Data records:
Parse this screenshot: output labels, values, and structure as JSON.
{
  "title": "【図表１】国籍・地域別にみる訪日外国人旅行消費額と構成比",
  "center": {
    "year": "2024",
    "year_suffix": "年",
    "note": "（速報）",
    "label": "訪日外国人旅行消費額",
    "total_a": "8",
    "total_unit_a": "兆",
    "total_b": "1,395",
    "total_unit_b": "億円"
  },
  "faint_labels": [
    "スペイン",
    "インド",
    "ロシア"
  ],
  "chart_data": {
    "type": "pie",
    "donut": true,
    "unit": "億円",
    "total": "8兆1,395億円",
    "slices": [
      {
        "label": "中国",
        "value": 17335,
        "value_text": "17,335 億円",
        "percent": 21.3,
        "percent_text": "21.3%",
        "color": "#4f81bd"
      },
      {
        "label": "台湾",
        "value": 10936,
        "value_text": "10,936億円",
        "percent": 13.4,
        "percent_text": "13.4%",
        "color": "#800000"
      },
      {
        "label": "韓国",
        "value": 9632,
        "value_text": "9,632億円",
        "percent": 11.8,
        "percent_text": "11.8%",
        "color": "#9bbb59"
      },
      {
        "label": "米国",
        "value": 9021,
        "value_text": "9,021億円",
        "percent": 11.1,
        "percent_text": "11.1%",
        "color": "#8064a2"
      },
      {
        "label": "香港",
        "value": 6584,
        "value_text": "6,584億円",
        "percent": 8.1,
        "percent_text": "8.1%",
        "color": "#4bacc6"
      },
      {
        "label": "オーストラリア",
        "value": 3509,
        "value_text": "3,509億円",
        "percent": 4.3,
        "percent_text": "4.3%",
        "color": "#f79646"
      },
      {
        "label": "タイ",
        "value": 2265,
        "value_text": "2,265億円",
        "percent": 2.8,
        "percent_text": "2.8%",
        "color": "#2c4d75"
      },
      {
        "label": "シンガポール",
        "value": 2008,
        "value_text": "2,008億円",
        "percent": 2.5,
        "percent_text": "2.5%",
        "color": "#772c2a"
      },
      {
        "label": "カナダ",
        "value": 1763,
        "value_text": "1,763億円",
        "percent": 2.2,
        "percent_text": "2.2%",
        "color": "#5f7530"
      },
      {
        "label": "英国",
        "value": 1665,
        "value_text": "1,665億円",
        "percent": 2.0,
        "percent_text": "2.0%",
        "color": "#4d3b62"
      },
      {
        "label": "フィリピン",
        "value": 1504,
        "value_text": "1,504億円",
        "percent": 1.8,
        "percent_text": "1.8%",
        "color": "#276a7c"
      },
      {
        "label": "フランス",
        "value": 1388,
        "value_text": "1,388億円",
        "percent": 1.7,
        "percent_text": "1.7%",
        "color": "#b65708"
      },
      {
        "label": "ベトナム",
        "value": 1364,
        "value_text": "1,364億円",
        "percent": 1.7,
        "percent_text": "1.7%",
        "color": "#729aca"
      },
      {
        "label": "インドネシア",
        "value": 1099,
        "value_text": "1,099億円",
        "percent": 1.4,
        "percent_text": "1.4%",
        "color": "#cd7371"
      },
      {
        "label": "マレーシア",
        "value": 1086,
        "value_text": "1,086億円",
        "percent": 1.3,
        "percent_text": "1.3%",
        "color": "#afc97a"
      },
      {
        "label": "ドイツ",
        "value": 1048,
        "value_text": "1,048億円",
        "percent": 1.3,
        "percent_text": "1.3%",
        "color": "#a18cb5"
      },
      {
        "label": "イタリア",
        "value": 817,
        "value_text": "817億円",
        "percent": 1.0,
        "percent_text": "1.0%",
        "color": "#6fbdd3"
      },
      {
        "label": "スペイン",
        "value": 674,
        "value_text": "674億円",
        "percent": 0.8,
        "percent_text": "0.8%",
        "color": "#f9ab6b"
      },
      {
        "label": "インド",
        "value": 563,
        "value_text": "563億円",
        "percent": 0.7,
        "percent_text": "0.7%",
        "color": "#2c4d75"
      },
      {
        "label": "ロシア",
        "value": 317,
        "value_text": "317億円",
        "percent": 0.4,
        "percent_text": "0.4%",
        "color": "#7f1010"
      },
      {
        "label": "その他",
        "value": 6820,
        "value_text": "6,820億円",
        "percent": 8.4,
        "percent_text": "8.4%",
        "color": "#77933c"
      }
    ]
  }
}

Challenge: Write out all of the records above exactly as they appear.

Solution for this exercise:
Parse this screenshot: output labels, values, and structure as JSON.
{
  "title": "【図表１】国籍・地域別にみる訪日外国人旅行消費額と構成比",
  "center": {
    "year": "2024",
    "year_suffix": "年",
    "note": "（速報）",
    "label": "訪日外国人旅行消費額",
    "total_a": "8",
    "total_unit_a": "兆",
    "total_b": "1,395",
    "total_unit_b": "億円"
  },
  "faint_labels": [
    "スペイン",
    "インド",
    "ロシア"
  ],
  "chart_data": {
    "type": "pie",
    "donut": true,
    "unit": "億円",
    "total": "8兆1,395億円",
    "slices": [
      {
        "label": "中国",
        "value": 17335,
        "value_text": "17,335 億円",
        "percent": 21.3,
        "percent_text": "21.3%",
        "color": "#4f81bd"
      },
      {
        "label": "台湾",
        "value": 10936,
        "value_text": "10,936億円",
        "percent": 13.4,
        "percent_text": "13.4%",
        "color": "#800000"
      },
      {
        "label": "韓国",
        "value": 9632,
        "value_text": "9,632億円",
        "percent": 11.8,
        "percent_text": "11.8%",
        "color": "#9bbb59"
      },
      {
        "label": "米国",
        "value": 9021,
        "value_text": "9,021億円",
        "percent": 11.1,
        "percent_text": "11.1%",
        "color": "#8064a2"
      },
      {
        "label": "香港",
        "value": 6584,
        "value_text": "6,584億円",
        "percent": 8.1,
        "percent_text": "8.1%",
        "color": "#4bacc6"
      },
      {
        "label": "オーストラリア",
        "value": 3509,
        "value_text": "3,509億円",
        "percent": 4.3,
        "percent_text": "4.3%",
        "color": "#f79646"
      },
      {
        "label": "タイ",
        "value": 2265,
        "value_text": "2,265億円",
        "percent": 2.8,
        "percent_text": "2.8%",
        "color": "#2c4d75"
      },
      {
        "label": "シンガポール",
        "value": 2008,
        "value_text": "2,008億円",
        "percent": 2.5,
        "percent_text": "2.5%",
        "color": "#772c2a"
      },
      {
        "label": "カナダ",
        "value": 1763,
        "value_text": "1,763億円",
        "percent": 2.2,
        "percent_text": "2.2%",
        "color": "#5f7530"
      },
      {
        "label": "英国",
        "value": 1665,
        "value_text": "1,665億円",
        "percent": 2.0,
        "percent_text": "2.0%",
        "color": "#4d3b62"
      },
      {
        "label": "フィリピン",
        "value": 1504,
        "value_text": "1,504億円",
        "percent": 1.8,
        "percent_text": "1.8%",
        "color": "#276a7c"
      },
      {
        "label": "フランス",
        "value": 1388,
        "value_text": "1,388億円",
        "percent": 1.7,
        "percent_text": "1.7%",
        "color": "#b65708"
      },
      {
        "label": "ベトナム",
        "value": 1364,
        "value_text": "1,364億円",
        "percent": 1.7,
        "percent_text": "1.7%",
        "color": "#729aca"
      },
      {
        "label": "インドネシア",
        "value": 1099,
        "value_text": "1,099億円",
        "percent": 1.4,
        "percent_text": "1.4%",
        "color": "#cd7371"
      },
      {
        "label": "マレーシア",
        "value": 1086,
        "value_text": "1,086億円",
        "percent": 1.3,
        "percent_text": "1.3%",
        "color": "#afc97a"
      },
      {
        "label": "ドイツ",
        "value": 1048,
        "value_text": "1,048億円",
        "percent": 1.3,
        "percent_text": "1.3%",
        "color": "#a18cb5"
      },
      {
        "label": "イタリア",
        "value": 817,
        "value_text": "817億円",
        "percent": 1.0,
        "percent_text": "1.0%",
        "color": "#6fbdd3"
      },
      {
        "label": "スペイン",
        "value": 674,
        "value_text": "674億円",
        "percent": 0.8,
        "percent_text": "0.8%",
        "color": "#f9ab6b"
      },
      {
        "label": "インド",
        "value": 563,
        "value_text": "563億円",
        "percent": 0.7,
        "percent_text": "0.7%",
        "color": "#2c4d75"
      },
      {
        "label": "ロシア",
        "value": 317,
        "value_text": "317億円",
        "percent": 0.4,
        "percent_text": "0.4%",
        "color": "#7f1010"
      },
      {
        "label": "その他",
        "value": 6820,
        "value_text": "6,820億円",
        "percent": 8.4,
        "percent_text": "8.4%",
        "color": "#77933c"
      }
    ]
  }
}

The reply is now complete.